Exercise directions - Look through the listing and locate every line containing the word "structured"; copy those lines.

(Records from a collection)

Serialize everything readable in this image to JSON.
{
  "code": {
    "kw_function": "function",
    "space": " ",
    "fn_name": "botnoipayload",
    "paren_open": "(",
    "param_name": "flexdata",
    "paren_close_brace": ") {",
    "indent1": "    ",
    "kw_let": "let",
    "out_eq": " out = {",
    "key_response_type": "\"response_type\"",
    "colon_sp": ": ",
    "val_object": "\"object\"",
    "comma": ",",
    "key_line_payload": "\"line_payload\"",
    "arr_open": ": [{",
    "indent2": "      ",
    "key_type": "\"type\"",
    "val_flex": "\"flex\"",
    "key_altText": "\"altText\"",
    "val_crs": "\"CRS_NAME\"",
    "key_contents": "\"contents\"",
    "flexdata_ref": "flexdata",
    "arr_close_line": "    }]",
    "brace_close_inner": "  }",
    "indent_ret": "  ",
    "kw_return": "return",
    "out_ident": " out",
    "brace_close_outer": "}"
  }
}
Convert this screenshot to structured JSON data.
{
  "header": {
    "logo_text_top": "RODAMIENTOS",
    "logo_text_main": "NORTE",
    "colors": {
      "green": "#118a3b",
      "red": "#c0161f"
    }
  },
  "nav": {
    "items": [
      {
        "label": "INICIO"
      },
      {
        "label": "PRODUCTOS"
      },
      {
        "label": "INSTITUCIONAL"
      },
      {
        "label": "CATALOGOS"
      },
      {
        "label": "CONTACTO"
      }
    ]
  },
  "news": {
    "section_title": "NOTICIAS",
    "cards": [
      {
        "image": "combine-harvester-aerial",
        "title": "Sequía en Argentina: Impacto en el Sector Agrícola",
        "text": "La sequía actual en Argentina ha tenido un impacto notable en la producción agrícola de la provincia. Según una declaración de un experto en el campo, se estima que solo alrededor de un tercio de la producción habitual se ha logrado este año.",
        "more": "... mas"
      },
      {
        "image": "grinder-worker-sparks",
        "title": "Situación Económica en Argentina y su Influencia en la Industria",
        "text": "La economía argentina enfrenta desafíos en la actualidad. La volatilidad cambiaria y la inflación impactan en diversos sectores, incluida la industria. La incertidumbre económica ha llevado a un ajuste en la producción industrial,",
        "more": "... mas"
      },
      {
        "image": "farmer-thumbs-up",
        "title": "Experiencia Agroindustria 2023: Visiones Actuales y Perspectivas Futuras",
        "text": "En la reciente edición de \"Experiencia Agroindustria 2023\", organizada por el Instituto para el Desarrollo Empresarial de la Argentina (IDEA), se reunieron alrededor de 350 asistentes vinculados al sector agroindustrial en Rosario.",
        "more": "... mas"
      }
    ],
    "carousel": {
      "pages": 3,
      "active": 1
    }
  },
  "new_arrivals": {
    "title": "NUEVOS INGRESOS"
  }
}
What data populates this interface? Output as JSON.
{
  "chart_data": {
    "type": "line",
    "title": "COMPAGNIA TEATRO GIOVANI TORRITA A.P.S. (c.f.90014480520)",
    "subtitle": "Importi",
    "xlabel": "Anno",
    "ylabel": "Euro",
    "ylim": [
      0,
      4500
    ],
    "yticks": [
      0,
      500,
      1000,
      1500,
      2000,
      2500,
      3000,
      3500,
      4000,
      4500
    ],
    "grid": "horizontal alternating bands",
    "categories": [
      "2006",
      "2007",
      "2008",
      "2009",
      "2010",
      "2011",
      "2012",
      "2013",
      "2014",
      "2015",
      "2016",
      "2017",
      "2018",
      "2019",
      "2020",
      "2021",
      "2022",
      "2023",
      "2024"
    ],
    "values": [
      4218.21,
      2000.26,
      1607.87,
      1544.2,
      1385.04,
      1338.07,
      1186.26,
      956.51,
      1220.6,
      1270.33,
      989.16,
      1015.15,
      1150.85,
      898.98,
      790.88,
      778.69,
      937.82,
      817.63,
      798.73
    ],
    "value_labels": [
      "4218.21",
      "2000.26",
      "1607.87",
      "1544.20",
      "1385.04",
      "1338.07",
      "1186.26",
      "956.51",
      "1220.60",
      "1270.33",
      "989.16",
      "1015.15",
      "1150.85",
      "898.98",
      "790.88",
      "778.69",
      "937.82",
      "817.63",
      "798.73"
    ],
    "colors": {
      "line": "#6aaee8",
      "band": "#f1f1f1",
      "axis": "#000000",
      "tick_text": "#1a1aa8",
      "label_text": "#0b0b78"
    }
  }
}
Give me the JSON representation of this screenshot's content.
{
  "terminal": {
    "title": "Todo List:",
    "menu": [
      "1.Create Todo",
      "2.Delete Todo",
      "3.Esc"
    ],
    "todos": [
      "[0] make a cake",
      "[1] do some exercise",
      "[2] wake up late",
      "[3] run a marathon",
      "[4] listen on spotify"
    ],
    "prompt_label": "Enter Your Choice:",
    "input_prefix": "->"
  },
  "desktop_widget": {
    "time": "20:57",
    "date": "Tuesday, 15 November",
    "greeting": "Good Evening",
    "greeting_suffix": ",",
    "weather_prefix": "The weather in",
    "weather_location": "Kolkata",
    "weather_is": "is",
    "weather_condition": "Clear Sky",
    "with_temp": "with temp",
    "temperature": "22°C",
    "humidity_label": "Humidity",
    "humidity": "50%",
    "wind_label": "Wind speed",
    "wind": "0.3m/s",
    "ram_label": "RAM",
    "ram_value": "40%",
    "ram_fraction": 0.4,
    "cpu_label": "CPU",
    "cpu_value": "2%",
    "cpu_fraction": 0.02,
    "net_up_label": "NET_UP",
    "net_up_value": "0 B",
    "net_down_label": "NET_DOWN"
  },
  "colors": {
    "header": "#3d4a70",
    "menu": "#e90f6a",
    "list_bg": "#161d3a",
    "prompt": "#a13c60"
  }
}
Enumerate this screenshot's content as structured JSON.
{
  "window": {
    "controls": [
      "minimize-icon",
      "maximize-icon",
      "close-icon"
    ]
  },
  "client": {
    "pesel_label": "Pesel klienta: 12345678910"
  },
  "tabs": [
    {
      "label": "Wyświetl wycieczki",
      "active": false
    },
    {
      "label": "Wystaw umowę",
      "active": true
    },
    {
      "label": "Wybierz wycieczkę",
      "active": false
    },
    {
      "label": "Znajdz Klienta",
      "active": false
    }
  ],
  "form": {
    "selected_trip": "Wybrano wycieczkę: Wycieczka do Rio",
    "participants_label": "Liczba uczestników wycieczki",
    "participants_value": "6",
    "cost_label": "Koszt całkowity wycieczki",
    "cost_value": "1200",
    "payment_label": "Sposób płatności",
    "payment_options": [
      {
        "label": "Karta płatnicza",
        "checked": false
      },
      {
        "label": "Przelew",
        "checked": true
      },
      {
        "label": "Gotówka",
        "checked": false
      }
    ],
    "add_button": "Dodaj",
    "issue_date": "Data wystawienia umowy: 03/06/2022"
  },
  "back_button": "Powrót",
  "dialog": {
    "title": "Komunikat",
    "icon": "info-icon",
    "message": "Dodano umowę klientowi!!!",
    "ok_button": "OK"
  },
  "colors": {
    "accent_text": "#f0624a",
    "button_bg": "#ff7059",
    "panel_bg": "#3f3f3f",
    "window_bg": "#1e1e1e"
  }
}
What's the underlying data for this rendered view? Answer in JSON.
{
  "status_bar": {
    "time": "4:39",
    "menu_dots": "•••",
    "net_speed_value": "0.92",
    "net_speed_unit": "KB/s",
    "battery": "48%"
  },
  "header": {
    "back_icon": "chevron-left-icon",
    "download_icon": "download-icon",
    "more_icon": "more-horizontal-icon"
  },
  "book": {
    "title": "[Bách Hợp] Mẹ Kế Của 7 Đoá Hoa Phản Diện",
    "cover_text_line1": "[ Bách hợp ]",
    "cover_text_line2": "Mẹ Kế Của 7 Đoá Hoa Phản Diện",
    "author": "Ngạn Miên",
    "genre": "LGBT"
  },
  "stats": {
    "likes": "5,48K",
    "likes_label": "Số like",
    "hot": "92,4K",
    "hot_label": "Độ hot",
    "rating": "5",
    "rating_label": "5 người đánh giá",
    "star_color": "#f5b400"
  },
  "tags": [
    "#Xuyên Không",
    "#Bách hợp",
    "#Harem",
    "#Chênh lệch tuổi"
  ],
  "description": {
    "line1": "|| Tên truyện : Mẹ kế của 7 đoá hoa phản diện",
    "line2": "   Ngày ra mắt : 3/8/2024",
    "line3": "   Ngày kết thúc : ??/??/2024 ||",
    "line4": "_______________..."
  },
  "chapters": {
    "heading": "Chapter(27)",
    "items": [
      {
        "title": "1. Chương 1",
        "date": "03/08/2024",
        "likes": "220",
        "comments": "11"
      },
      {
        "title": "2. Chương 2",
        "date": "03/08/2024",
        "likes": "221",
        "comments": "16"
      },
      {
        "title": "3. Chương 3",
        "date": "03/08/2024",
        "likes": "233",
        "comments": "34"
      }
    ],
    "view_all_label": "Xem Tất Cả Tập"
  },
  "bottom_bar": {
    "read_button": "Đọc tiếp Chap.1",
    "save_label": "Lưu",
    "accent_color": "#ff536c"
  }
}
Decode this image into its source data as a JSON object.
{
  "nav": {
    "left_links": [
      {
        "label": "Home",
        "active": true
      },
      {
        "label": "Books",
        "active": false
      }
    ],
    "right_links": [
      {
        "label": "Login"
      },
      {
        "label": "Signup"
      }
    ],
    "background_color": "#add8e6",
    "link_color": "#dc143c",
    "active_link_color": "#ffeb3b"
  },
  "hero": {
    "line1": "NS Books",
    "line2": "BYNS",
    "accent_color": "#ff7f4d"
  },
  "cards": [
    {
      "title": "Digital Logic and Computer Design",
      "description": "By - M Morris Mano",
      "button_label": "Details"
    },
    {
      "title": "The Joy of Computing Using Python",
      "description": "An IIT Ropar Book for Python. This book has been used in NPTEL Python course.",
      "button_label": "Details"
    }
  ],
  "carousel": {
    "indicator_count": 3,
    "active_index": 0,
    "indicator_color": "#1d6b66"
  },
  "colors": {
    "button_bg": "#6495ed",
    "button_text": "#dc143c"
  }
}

Response to the exercise -
Convert this screenshot to structured JSON data.
Enumerate this screenshot's content as structured JSON.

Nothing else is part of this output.